## Task description
Across the entries below, how many lines contain the word "Probability"? Give the number alone.

## Data records
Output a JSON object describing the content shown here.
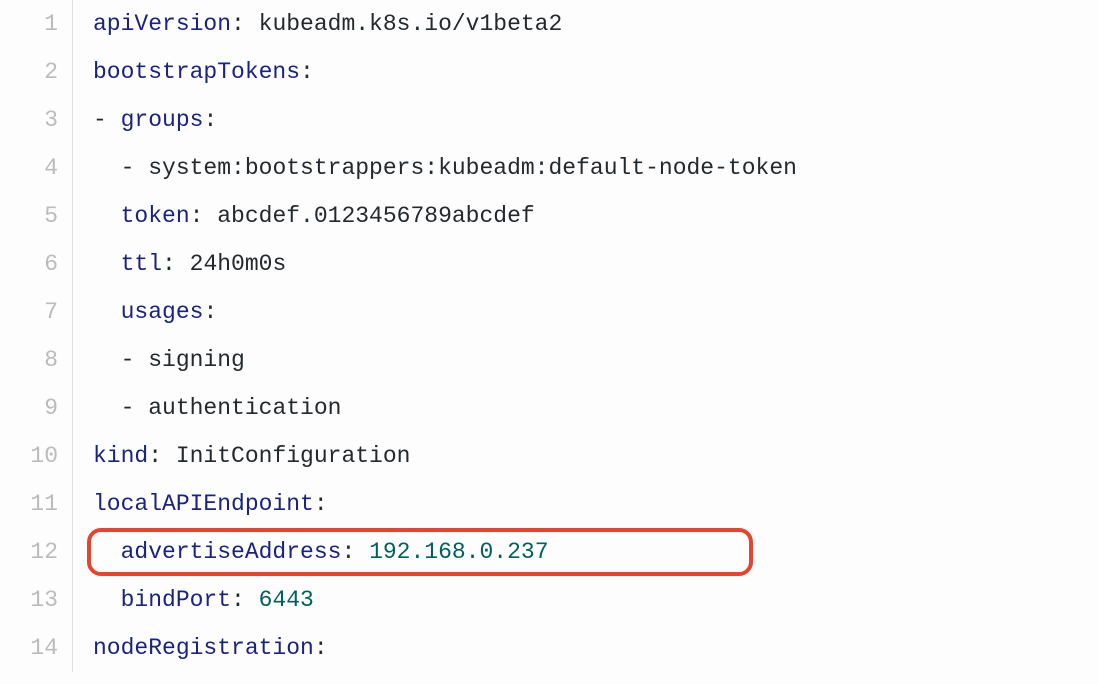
{
  "lines": [
    {
      "n": "1"
    },
    {
      "n": "2"
    },
    {
      "n": "3"
    },
    {
      "n": "4"
    },
    {
      "n": "5"
    },
    {
      "n": "6"
    },
    {
      "n": "7"
    },
    {
      "n": "8"
    },
    {
      "n": "9"
    },
    {
      "n": "10"
    },
    {
      "n": "11"
    },
    {
      "n": "12"
    },
    {
      "n": "13"
    },
    {
      "n": "14"
    }
  ],
  "code": {
    "l1_key": "apiVersion",
    "l1_punct": ": ",
    "l1_val": "kubeadm.k8s.io/v1beta2",
    "l2_key": "bootstrapTokens",
    "l2_punct": ":",
    "l3_pre": "- ",
    "l3_key": "groups",
    "l3_punct": ":",
    "l4_pre": "  - ",
    "l4_val": "system:bootstrappers:kubeadm:default-node-token",
    "l5_pre": "  ",
    "l5_key": "token",
    "l5_punct": ": ",
    "l5_val": "abcdef.0123456789abcdef",
    "l6_pre": "  ",
    "l6_key": "ttl",
    "l6_punct": ": ",
    "l6_val": "24h0m0s",
    "l7_pre": "  ",
    "l7_key": "usages",
    "l7_punct": ":",
    "l8_pre": "  - ",
    "l8_val": "signing",
    "l9_pre": "  - ",
    "l9_val": "authentication",
    "l10_key": "kind",
    "l10_punct": ": ",
    "l10_val": "InitConfiguration",
    "l11_key": "localAPIEndpoint",
    "l11_punct": ":",
    "l12_pre": "  ",
    "l12_key": "advertiseAddress",
    "l12_punct": ": ",
    "l12_val": "192.168.0.237",
    "l13_pre": "  ",
    "l13_key": "bindPort",
    "l13_punct": ": ",
    "l13_val": "6443",
    "l14_key": "nodeRegistration",
    "l14_punct": ":"
  }
}
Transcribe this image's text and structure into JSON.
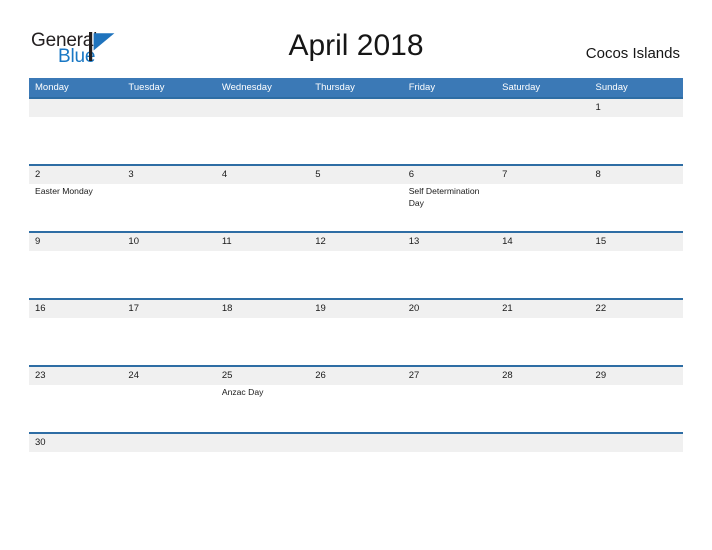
{
  "brand": {
    "name_part1": "General",
    "name_part2": "Blue",
    "flag_icon": "flag-icon",
    "accent_color": "#1877c4",
    "dark_color": "#231f20"
  },
  "header": {
    "title": "April 2018",
    "month": "April",
    "year": "2018",
    "location": "Cocos Islands"
  },
  "theme": {
    "header_blue": "#3b79b6",
    "rule_blue": "#2e6da4",
    "daynum_band": "#f0f0f0",
    "text": "#1a1a1a"
  },
  "calendar": {
    "weekday_headers": [
      "Monday",
      "Tuesday",
      "Wednesday",
      "Thursday",
      "Friday",
      "Saturday",
      "Sunday"
    ],
    "weeks": [
      {
        "days": [
          {
            "num": "",
            "events": []
          },
          {
            "num": "",
            "events": []
          },
          {
            "num": "",
            "events": []
          },
          {
            "num": "",
            "events": []
          },
          {
            "num": "",
            "events": []
          },
          {
            "num": "",
            "events": []
          },
          {
            "num": "1",
            "events": []
          }
        ]
      },
      {
        "days": [
          {
            "num": "2",
            "events": [
              "Easter Monday"
            ]
          },
          {
            "num": "3",
            "events": []
          },
          {
            "num": "4",
            "events": []
          },
          {
            "num": "5",
            "events": []
          },
          {
            "num": "6",
            "events": [
              "Self Determination Day"
            ]
          },
          {
            "num": "7",
            "events": []
          },
          {
            "num": "8",
            "events": []
          }
        ]
      },
      {
        "days": [
          {
            "num": "9",
            "events": []
          },
          {
            "num": "10",
            "events": []
          },
          {
            "num": "11",
            "events": []
          },
          {
            "num": "12",
            "events": []
          },
          {
            "num": "13",
            "events": []
          },
          {
            "num": "14",
            "events": []
          },
          {
            "num": "15",
            "events": []
          }
        ]
      },
      {
        "days": [
          {
            "num": "16",
            "events": []
          },
          {
            "num": "17",
            "events": []
          },
          {
            "num": "18",
            "events": []
          },
          {
            "num": "19",
            "events": []
          },
          {
            "num": "20",
            "events": []
          },
          {
            "num": "21",
            "events": []
          },
          {
            "num": "22",
            "events": []
          }
        ]
      },
      {
        "days": [
          {
            "num": "23",
            "events": []
          },
          {
            "num": "24",
            "events": []
          },
          {
            "num": "25",
            "events": [
              "Anzac Day"
            ]
          },
          {
            "num": "26",
            "events": []
          },
          {
            "num": "27",
            "events": []
          },
          {
            "num": "28",
            "events": []
          },
          {
            "num": "29",
            "events": []
          }
        ]
      },
      {
        "days": [
          {
            "num": "30",
            "events": []
          },
          {
            "num": "",
            "events": []
          },
          {
            "num": "",
            "events": []
          },
          {
            "num": "",
            "events": []
          },
          {
            "num": "",
            "events": []
          },
          {
            "num": "",
            "events": []
          },
          {
            "num": "",
            "events": []
          }
        ]
      }
    ]
  }
}
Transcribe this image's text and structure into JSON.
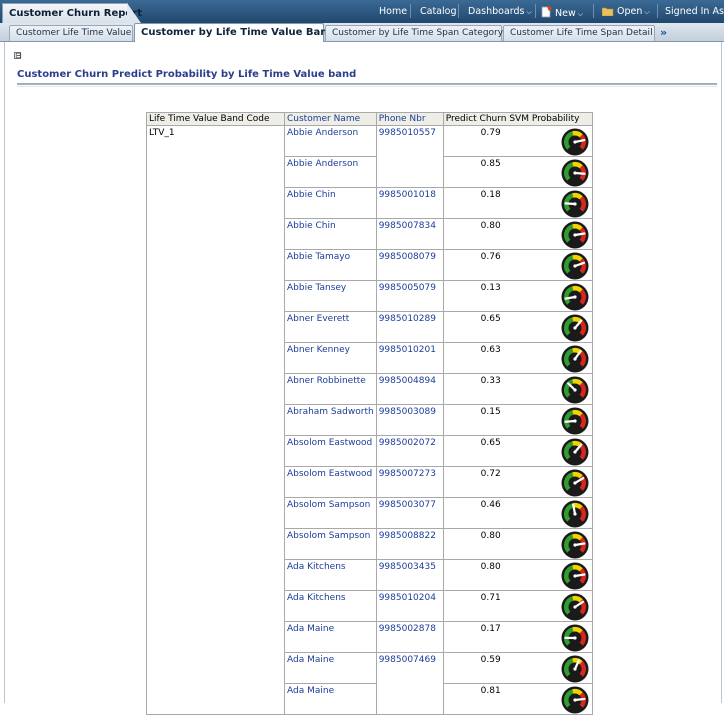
{
  "header": {
    "app_title": "Customer Churn Report",
    "nav": {
      "home": "Home",
      "catalog": "Catalog",
      "dashboards": "Dashboards",
      "new": "New",
      "open": "Open",
      "signed_in": "Signed In As"
    }
  },
  "tabs": [
    {
      "label": "Customer Life Time Value",
      "active": false
    },
    {
      "label": "Customer by Life Time Value Band",
      "active": true
    },
    {
      "label": "Customer by Life Time Span Category",
      "active": false
    },
    {
      "label": "Customer Life Time Span Detail",
      "active": false
    }
  ],
  "tabs_more": "»",
  "section": {
    "collapse_symbol": "⊟",
    "title": "Customer Churn Predict Probability by Life Time Value band"
  },
  "table": {
    "headers": [
      "Life Time Value Band Code",
      "Customer Name",
      "Phone Nbr",
      "Predict Churn SVM Probability"
    ],
    "band_code": "LTV_1",
    "rows": [
      {
        "name": "Abbie Anderson",
        "phone": "9985010557",
        "prob": "0.79"
      },
      {
        "name": "Abbie Anderson",
        "phone": "",
        "prob": "0.85"
      },
      {
        "name": "Abbie Chin",
        "phone": "9985001018",
        "prob": "0.18"
      },
      {
        "name": "Abbie Chin",
        "phone": "9985007834",
        "prob": "0.80"
      },
      {
        "name": "Abbie Tamayo",
        "phone": "9985008079",
        "prob": "0.76"
      },
      {
        "name": "Abbie Tansey",
        "phone": "9985005079",
        "prob": "0.13"
      },
      {
        "name": "Abner Everett",
        "phone": "9985010289",
        "prob": "0.65"
      },
      {
        "name": "Abner Kenney",
        "phone": "9985010201",
        "prob": "0.63"
      },
      {
        "name": "Abner Robbinette",
        "phone": "9985004894",
        "prob": "0.33"
      },
      {
        "name": "Abraham Sadworth",
        "phone": "9985003089",
        "prob": "0.15"
      },
      {
        "name": "Absolom Eastwood",
        "phone": "9985002072",
        "prob": "0.65"
      },
      {
        "name": "Absolom Eastwood",
        "phone": "9985007273",
        "prob": "0.72"
      },
      {
        "name": "Absolom Sampson",
        "phone": "9985003077",
        "prob": "0.46"
      },
      {
        "name": "Absolom Sampson",
        "phone": "9985008822",
        "prob": "0.80"
      },
      {
        "name": "Ada Kitchens",
        "phone": "9985003435",
        "prob": "0.80"
      },
      {
        "name": "Ada Kitchens",
        "phone": "9985010204",
        "prob": "0.71"
      },
      {
        "name": "Ada Maine",
        "phone": "9985002878",
        "prob": "0.17"
      },
      {
        "name": "Ada Maine",
        "phone": "9985007469",
        "prob": "0.59"
      },
      {
        "name": "Ada Maine",
        "phone": "",
        "prob": "0.81"
      }
    ]
  },
  "colors": {
    "header_bg": "#2c5580",
    "link": "#1c3d99",
    "section_title": "#2b3e8c",
    "gauge_red": "#d8261d",
    "gauge_yellow": "#f2d400",
    "gauge_green": "#2f9e2f"
  },
  "icons": {
    "gauge": "gauge-icon",
    "new": "new-document-icon",
    "open": "folder-icon",
    "more_tabs": "double-chevron-right-icon"
  }
}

## Response to the exercise
2